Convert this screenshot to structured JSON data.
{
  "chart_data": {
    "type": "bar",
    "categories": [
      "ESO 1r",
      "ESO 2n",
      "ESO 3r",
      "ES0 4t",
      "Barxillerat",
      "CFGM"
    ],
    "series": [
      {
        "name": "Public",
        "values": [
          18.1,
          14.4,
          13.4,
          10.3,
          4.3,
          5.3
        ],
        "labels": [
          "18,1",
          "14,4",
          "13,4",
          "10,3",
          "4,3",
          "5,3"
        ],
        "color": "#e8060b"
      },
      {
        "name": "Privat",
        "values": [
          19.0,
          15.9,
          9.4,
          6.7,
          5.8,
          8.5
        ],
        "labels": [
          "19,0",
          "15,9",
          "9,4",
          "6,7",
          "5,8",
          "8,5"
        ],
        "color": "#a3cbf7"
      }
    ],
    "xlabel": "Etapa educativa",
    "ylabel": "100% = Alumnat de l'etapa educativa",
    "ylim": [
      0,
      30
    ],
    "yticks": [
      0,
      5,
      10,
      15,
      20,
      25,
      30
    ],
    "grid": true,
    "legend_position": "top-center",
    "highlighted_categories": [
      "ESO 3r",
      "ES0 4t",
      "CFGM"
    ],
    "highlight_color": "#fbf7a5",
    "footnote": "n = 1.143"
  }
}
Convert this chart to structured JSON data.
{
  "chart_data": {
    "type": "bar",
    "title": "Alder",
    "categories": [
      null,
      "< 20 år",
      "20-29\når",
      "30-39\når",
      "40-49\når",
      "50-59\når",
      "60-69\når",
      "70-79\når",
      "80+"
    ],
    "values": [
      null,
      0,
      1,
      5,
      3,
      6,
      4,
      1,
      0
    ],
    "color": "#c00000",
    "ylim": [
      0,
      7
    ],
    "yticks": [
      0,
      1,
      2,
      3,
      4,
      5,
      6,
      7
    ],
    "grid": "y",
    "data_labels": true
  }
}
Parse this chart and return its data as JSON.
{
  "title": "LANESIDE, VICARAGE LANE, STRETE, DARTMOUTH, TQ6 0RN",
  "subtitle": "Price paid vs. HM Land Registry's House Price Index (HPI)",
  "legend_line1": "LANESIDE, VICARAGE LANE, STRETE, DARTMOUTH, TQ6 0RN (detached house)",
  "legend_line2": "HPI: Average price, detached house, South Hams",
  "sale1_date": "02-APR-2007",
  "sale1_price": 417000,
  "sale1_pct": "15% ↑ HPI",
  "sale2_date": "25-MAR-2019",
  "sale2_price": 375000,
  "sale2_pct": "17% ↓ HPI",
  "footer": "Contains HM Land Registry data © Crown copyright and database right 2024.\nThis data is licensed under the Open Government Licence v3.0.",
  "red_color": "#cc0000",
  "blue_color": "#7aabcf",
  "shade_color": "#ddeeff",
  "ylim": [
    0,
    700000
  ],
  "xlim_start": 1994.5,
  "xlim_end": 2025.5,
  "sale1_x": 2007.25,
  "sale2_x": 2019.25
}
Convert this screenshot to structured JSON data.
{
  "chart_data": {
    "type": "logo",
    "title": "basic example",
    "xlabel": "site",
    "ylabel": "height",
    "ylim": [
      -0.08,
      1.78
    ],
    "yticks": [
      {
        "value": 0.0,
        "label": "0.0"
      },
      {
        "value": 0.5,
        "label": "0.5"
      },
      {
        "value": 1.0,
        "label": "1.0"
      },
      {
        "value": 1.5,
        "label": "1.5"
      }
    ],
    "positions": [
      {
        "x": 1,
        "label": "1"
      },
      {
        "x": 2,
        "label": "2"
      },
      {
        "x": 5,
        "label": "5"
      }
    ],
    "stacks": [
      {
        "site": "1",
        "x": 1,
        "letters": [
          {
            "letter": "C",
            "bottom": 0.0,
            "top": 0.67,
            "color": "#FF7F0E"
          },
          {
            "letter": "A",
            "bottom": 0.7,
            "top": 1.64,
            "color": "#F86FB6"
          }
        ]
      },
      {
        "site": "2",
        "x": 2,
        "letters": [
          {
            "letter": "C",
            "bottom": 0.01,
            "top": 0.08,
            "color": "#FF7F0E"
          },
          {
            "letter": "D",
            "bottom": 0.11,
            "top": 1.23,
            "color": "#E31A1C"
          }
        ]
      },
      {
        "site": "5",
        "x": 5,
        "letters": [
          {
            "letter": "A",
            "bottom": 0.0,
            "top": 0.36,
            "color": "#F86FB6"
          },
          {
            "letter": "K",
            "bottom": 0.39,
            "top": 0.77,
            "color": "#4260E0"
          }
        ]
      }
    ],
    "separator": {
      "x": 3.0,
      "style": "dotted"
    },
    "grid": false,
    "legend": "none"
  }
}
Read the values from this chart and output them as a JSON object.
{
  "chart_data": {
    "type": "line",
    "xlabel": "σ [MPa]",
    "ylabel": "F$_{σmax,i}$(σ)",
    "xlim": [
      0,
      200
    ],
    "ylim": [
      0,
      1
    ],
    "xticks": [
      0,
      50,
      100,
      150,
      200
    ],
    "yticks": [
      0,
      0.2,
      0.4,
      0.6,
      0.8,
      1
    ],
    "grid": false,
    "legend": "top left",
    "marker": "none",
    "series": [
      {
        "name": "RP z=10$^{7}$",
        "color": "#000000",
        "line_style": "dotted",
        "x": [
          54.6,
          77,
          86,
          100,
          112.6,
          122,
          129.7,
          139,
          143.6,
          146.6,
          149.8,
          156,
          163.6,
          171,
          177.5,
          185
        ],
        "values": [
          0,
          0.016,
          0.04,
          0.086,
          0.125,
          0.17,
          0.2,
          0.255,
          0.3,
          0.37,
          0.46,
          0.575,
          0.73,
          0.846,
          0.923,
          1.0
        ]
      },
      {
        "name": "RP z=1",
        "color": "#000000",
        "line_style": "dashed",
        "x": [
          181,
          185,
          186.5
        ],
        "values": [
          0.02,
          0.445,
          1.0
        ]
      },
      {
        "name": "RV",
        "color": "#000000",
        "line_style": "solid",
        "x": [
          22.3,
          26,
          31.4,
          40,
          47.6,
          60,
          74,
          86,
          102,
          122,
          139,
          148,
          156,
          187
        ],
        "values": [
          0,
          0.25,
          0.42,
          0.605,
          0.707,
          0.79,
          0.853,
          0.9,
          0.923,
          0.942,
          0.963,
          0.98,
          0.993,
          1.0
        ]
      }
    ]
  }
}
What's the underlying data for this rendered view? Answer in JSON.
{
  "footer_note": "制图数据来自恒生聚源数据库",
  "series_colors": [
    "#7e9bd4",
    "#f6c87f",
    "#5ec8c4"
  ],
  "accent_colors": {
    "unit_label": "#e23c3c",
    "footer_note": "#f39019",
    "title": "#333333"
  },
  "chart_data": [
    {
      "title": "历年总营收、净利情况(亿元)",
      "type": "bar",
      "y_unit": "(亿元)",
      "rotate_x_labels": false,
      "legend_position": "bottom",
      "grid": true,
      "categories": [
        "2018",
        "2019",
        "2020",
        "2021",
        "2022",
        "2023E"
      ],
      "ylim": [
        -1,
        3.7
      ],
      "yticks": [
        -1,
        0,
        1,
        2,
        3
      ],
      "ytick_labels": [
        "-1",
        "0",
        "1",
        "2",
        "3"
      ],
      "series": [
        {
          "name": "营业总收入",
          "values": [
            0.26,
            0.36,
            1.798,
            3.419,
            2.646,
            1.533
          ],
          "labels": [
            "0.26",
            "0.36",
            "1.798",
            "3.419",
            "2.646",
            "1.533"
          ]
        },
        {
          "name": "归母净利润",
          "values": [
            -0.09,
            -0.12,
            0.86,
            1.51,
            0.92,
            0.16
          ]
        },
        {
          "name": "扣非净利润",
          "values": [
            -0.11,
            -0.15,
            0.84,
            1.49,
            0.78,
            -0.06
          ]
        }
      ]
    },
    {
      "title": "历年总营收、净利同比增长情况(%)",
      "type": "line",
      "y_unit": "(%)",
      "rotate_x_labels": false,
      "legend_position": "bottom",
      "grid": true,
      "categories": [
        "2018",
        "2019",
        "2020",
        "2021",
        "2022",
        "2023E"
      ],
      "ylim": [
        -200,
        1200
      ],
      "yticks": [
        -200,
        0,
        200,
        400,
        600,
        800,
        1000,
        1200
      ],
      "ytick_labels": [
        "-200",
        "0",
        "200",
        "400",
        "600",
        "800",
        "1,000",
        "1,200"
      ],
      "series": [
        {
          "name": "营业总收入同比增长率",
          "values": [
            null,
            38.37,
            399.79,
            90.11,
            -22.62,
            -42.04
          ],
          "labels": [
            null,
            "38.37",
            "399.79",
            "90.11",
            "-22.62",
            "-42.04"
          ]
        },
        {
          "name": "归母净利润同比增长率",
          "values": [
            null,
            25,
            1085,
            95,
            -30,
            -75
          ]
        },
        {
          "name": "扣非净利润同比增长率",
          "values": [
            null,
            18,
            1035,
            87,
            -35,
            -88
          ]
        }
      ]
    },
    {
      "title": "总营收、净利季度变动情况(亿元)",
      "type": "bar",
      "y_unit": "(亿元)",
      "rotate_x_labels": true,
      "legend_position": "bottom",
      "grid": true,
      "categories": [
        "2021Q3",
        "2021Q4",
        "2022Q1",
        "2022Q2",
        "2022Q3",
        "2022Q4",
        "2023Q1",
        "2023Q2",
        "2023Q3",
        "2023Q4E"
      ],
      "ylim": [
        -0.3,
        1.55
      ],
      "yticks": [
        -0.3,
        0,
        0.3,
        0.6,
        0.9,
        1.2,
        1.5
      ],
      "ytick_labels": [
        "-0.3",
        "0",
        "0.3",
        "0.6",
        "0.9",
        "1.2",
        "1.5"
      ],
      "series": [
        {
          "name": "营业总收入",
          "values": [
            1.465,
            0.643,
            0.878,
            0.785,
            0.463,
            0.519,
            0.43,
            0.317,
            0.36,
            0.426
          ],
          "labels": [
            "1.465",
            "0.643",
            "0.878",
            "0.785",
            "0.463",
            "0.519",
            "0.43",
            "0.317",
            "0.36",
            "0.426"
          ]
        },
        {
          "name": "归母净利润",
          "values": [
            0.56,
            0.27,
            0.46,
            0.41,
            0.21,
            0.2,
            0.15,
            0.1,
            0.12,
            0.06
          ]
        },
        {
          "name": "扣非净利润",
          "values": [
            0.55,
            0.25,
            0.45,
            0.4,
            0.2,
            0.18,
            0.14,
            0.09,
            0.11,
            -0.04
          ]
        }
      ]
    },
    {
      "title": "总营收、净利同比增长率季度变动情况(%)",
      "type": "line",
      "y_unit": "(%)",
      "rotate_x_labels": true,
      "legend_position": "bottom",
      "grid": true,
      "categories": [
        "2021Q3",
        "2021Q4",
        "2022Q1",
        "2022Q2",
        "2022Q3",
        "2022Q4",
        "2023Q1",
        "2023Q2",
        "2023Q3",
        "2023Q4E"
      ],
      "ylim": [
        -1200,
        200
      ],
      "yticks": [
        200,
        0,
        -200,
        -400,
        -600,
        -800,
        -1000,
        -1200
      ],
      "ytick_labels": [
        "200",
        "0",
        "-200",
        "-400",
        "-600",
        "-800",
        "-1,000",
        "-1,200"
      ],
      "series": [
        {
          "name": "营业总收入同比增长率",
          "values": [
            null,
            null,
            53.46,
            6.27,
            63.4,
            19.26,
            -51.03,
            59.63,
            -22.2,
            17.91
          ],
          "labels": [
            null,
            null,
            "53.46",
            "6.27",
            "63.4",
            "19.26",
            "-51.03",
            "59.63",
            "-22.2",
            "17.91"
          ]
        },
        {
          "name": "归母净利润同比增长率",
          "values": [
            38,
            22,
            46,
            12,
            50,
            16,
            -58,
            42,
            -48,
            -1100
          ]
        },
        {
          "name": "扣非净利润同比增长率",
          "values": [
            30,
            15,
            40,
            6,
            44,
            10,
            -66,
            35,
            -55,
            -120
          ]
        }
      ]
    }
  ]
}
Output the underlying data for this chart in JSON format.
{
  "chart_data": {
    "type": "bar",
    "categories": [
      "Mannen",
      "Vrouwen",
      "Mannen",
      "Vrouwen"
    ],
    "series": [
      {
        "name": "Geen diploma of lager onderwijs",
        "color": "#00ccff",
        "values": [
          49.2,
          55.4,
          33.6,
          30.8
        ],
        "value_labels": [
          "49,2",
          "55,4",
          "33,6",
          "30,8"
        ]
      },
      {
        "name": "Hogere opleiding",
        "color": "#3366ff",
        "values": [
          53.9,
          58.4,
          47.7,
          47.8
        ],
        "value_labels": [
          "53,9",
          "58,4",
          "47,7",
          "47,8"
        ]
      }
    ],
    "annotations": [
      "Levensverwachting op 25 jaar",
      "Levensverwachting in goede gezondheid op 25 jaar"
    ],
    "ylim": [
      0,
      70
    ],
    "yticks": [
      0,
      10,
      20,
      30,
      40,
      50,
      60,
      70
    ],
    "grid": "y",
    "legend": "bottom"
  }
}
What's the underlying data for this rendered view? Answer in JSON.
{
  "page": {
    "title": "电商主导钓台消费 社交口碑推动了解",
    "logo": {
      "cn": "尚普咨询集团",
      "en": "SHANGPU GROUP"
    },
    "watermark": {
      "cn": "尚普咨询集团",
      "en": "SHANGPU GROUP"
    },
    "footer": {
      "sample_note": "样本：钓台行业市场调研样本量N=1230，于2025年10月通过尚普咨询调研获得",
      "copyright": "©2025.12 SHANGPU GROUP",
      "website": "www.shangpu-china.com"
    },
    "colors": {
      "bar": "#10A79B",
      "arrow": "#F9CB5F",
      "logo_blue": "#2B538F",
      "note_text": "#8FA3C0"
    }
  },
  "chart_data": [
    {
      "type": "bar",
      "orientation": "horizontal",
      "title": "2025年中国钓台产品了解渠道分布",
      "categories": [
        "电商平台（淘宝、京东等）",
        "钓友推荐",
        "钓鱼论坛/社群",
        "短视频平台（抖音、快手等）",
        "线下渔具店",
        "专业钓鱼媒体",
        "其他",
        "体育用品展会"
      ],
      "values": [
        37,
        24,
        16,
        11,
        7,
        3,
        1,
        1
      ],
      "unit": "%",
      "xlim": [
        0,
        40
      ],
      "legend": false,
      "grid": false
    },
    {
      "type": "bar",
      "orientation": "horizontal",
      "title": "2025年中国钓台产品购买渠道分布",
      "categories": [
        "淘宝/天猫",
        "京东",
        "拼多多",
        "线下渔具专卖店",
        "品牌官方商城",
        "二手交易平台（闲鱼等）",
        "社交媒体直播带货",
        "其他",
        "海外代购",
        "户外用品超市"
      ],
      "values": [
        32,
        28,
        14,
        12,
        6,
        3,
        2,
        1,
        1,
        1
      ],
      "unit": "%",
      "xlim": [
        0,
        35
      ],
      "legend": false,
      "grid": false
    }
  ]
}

☆ ☆ ☆ ☆ ☆

* Task: Write out every line of the data that holds the word "DARTMOUTH".

* Solved problem:
  "title": "LANESIDE, VICARAGE LANE, STRETE, DARTMOUTH, TQ6 0RN",
  "legend_line1": "LANESIDE, VICARAGE LANE, STRETE, DARTMOUTH, TQ6 0RN (detached house)",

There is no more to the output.